-- DATASET CONTENT --
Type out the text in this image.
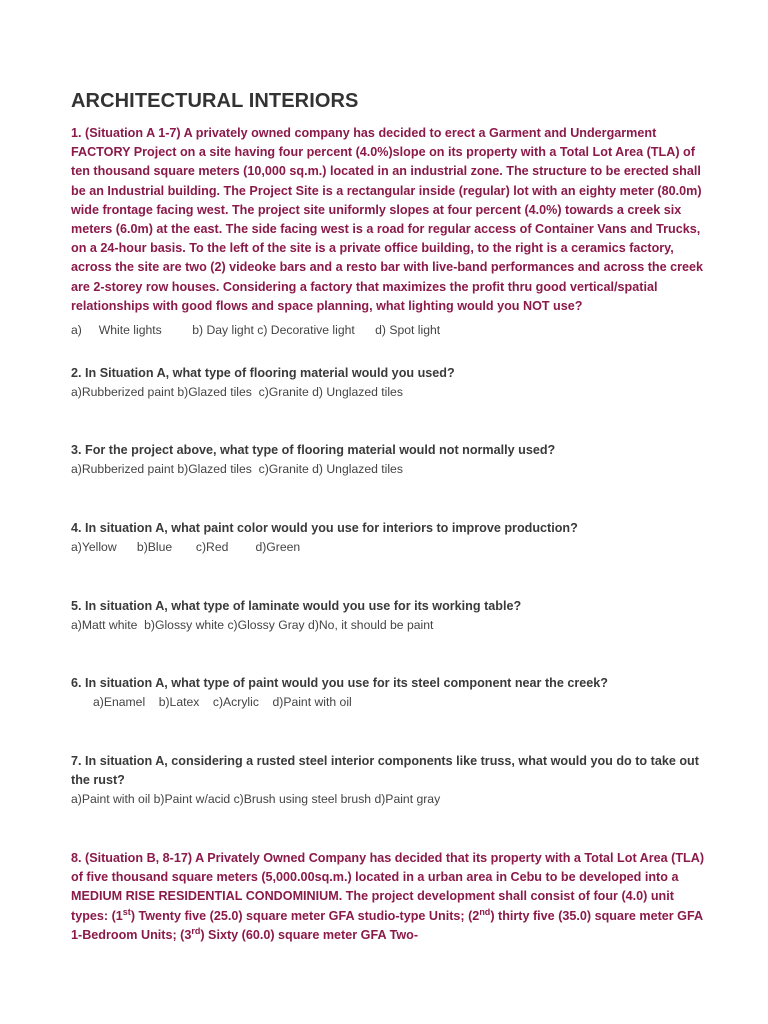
ARCHITECTURAL INTERIORS

1. (Situation A 1-7) A privately owned company has decided to erect a Garment and Undergarment FACTORY Project on a site having four percent (4.0%)slope on its property with a Total Lot Area (TLA) of ten thousand square meters (10,000 sq.m.) located in an industrial zone. The structure to be erected shall be an Industrial building. The Project Site is a rectangular inside (regular) lot with an eighty meter (80.0m) wide frontage facing west. The project site uniformly slopes at four percent (4.0%) towards a creek six meters (6.0m) at the east. The side facing west is a road for regular access of Container Vans and Trucks, on a 24-hour basis. To the left of the site is a private office building, to the right is a ceramics factory, across the site are two (2) videoke bars and a resto bar with live-band performances and across the creek are 2-storey row houses. Considering a factory that maximizes the profit thru good vertical/spatial relationships with good flows and space planning, what lighting would you NOT use?

a)     White lights         b) Day light c) Decorative light      d) Spot light

2. In Situation A, what type of flooring material would you used?

a)Rubberized paint b)Glazed tiles  c)Granite d) Unglazed tiles

3. For the project above, what type of flooring material would not normally used?

a)Rubberized paint b)Glazed tiles  c)Granite d) Unglazed tiles

4. In situation A, what paint color would you use for interiors to improve production?

a)Yellow      b)Blue       c)Red        d)Green

5. In situation A, what type of laminate would you use for its working table?

a)Matt white  b)Glossy white c)Glossy Gray d)No, it should be paint

6. In situation A, what type of paint would you use for its steel component near the creek?

a)Enamel    b)Latex    c)Acrylic    d)Paint with oil

7. In situation A, considering a rusted steel interior components like truss, what would you do to take out the rust?

a)Paint with oil b)Paint w/acid c)Brush using steel brush d)Paint gray

8. (Situation B, 8-17) A Privately Owned Company has decided that its property with a Total Lot Area (TLA) of five thousand square meters (5,000.00sq.m.) located in a urban area in Cebu to be developed into a MEDIUM RISE RESIDENTIAL CONDOMINIUM. The project development shall consist of four (4.0) unit types: (1st) Twenty five (25.0) square meter GFA studio-type Units; (2nd) thirty five (35.0) square meter GFA 1-Bedroom Units; (3rd) Sixty (60.0) square meter GFA Two-
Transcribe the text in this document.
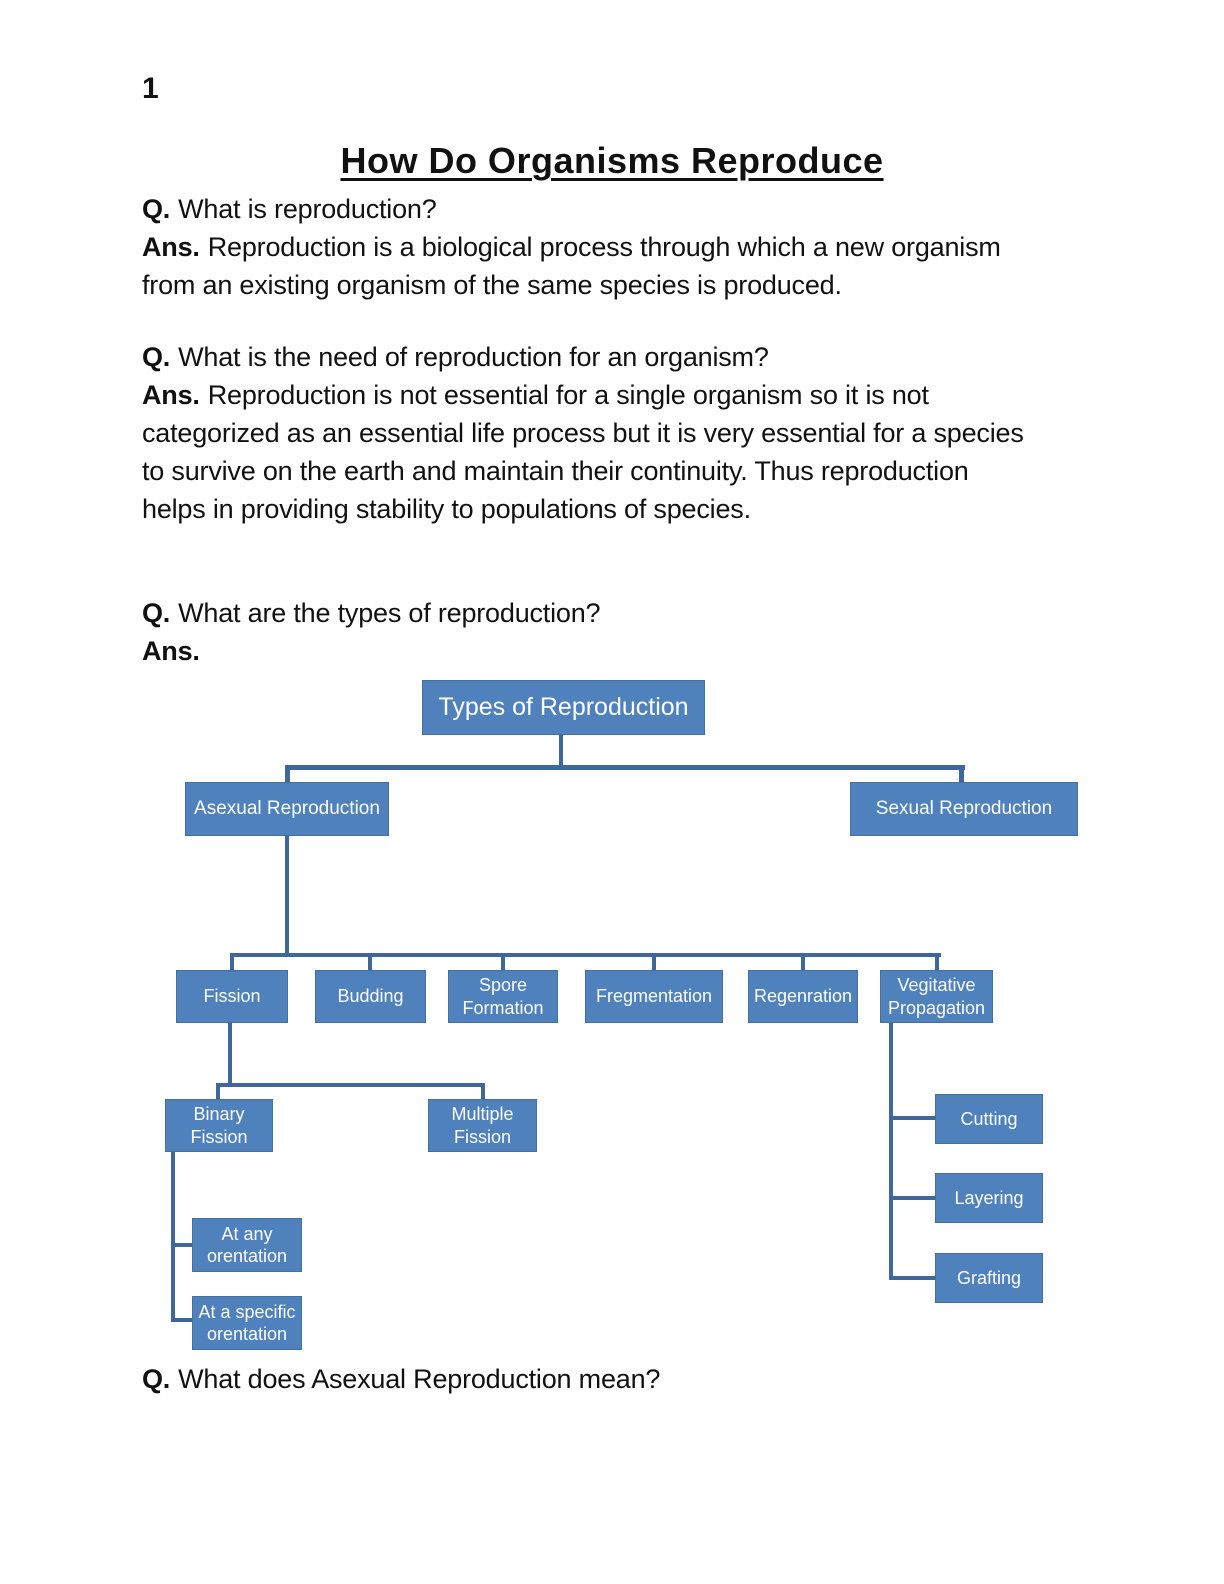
1
How Do Organisms Reproduce
Q. What is reproduction?
Ans. Reproduction is a biological process through which a new organism
from an existing organism of the same species is produced.
Q. What is the need of reproduction for an organism?
Ans. Reproduction is not essential for a single organism so it is not
categorized as an essential life process but it is very essential for a species
to survive on the earth and maintain their continuity. Thus reproduction
helps in providing stability to populations of species.
Q. What are the types of reproduction?
Ans.
Types of Reproduction
Asexual Reproduction	Sexual Reproduction
Fission	Budding
Spore Formation
Fregmentation	Regenration
Vegitative Propagation
Binary Fission
Multiple Fission
At any orentation
At a specific orentation
Cutting
Layering
Grafting
Q. What does Asexual Reproduction mean?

-- WHAT THE EXERCISE ASKS --
Find every line that has "this" in it, then return those lines.

-- ANSWER --
Type out the text in this image.
Transcribe the text in this document.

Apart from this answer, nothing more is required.